Text block.
★ ★ ★ ★ ★ ★ ★

Hobo Crappies And Migrating Bats

In the last post we mentioned hobo crappies. Yum. Doesn't have to be as complicated as we make it. I create a sauce concocted of the flavors we like from Asian cuisine, combining some peanut sauce, or some curry paste mixed with some homemade curry powder, and we marinate for several hours or overnight with lemongrass segments in the body cavity. But you can certainly do it with any flavors you like. The key is simply adding some kind of liquid so the fish doesn't dry out in the fire. We like to burn the fire down until we have nothing left but large, hot coals, put a grate over it and let the fish simmer for a total of about 15 to 20 minutes, turning about 4 times. Vegetables stay nice and crunchy after about 10 minutes. We put them in different packets, and only two fish per packet of crappies. Easier to control the outcome. Great during spring and fall, when a fire feels really good. Great spending time watching things unfold, like the bat migration.

When bats follow the Mississippi north from the caves where they hibernate in southern Minnesota, it's nothing short of awe inspiring. Millions of them dodging trees and each other, filtering through the forest all around you while dense, black clouds of bats come swarming up the river channel, clearing out flying insects for miles. With all the trouble bats are facing, continent-wide these days, I sometimes feel it's a Last Chance To See scenario — referring, of course, to the BBC series and subsequent book by the famous science-fiction humorist, Douglas Adams — wherein he travels the world in hopes of catching a glimpse of animals on the brink of extinction.

Luckily, crappies won't be going extinct any time soon. Anglers protect them and, more importantly, we protect their habitat. We pay license fees, which pay for studies on how to improve that habitat. We accept lower limits when they're necessary and at least 90-percent of us abide by them. We show up to protest when extraction processes, development, and other events threaten them. Just because we eat a few certainly doesn't mean we advocate munching them into extinction.


Not so many advocates for bats, unfortunately. Not looking forward to the flood of mosquitoes that will ensue if they disappear, as they have in so many areas out East. Makes it difficult to tend the fire, and adds another void to the "great emptiness of spirit" Chief Seattle warned us about almost 300 years ago.

★ ★ ★ ★ ★ ★ ★

Element location data.
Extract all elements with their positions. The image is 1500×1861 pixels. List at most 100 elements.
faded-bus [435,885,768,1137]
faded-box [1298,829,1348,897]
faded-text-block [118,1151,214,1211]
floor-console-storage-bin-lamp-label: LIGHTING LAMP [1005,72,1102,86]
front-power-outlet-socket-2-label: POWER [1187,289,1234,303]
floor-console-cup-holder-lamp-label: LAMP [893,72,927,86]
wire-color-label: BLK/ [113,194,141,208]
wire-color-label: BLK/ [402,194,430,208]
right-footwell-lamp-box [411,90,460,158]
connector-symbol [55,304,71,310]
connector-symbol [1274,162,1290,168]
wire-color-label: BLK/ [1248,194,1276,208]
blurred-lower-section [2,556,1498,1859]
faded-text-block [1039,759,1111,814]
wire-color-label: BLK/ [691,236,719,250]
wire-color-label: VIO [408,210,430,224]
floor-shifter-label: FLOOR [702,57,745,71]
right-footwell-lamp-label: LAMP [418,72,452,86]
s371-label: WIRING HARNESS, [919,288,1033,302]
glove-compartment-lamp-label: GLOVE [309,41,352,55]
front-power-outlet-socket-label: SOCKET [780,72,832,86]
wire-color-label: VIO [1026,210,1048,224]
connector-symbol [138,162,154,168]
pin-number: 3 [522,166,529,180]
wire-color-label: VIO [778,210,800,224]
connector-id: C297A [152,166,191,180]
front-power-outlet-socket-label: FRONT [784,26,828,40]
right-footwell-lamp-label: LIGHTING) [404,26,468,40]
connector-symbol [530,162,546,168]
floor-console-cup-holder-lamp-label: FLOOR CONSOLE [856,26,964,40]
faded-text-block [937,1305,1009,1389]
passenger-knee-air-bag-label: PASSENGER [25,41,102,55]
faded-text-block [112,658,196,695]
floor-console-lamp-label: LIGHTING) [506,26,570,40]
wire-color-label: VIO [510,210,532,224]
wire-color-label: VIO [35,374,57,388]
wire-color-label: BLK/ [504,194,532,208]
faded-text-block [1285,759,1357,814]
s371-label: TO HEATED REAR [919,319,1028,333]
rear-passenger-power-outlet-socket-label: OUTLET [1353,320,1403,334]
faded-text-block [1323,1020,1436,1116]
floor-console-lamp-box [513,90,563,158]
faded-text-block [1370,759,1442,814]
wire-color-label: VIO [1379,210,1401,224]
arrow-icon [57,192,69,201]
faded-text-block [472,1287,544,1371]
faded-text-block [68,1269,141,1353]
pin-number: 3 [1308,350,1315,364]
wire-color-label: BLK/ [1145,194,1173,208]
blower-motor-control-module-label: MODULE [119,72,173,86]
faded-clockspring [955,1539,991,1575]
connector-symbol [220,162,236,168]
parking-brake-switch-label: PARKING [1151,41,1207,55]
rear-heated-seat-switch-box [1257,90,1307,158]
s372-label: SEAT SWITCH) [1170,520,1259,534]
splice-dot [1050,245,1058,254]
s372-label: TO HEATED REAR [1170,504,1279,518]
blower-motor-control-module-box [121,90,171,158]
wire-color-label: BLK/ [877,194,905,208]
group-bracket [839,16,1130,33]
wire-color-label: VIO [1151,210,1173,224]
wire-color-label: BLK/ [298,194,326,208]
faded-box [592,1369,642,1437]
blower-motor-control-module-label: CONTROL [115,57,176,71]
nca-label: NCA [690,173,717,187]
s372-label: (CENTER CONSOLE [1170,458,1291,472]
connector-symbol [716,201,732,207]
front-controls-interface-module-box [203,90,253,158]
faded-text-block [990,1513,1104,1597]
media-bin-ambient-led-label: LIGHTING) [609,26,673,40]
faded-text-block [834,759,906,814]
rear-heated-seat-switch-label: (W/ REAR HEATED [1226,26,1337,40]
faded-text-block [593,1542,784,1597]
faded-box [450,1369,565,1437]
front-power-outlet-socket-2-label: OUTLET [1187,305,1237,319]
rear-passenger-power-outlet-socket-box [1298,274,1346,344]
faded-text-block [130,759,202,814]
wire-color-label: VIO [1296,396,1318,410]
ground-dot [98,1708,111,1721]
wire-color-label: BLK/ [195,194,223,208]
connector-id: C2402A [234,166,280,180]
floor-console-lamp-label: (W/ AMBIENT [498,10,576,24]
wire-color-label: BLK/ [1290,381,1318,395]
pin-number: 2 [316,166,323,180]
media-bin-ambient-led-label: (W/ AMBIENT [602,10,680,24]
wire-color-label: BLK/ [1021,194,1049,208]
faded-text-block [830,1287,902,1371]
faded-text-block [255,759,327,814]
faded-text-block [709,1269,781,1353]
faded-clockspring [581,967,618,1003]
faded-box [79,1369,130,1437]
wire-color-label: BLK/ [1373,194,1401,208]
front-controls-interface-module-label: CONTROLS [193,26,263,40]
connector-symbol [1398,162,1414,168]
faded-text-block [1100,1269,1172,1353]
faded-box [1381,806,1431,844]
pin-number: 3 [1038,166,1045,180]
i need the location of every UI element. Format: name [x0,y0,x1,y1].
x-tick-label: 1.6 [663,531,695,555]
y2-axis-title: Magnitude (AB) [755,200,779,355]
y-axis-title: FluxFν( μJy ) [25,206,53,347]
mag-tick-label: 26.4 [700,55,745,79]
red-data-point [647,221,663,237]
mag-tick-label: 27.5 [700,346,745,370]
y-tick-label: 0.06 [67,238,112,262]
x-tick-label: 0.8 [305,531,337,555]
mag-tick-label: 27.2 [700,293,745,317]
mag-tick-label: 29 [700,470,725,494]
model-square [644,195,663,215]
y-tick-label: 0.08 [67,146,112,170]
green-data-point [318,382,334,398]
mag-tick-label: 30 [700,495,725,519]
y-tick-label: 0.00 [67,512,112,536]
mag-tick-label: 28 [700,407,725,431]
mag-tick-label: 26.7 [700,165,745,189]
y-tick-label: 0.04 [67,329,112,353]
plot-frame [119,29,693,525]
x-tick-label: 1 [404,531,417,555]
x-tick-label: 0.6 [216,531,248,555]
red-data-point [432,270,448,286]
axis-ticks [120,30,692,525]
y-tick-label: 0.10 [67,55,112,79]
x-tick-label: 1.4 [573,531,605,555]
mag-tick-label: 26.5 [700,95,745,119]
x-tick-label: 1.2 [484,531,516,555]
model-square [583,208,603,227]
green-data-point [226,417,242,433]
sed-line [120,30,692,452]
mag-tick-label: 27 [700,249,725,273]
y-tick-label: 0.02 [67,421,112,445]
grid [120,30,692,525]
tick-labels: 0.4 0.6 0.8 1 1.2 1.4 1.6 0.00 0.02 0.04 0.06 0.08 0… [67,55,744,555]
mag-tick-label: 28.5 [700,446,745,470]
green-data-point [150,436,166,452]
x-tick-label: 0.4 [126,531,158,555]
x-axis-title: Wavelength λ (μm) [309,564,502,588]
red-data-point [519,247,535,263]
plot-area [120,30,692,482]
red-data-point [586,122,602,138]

★ ★ ★ ★ ★ ★ ★

What the exercise asks. Can you turn the paragraph beginning "Luckily, crappies won't be going extinct" in the post on hobo crappies and bats into a short bulleted list that keeps its main facts?

Answer to the exercise.
- Crappies won't be going extinct any time soon.
- Anglers protect them and, more importantly, their habitat.
- Anglers' license fees pay for studies on how to improve that habitat.
- Anglers accept lower limits when necessary, and at least 90 percent abide by them.
- They show up to protest when extraction, development, and other events threaten crappies.
- Eating a few doesn't mean advocating eating them into extinction.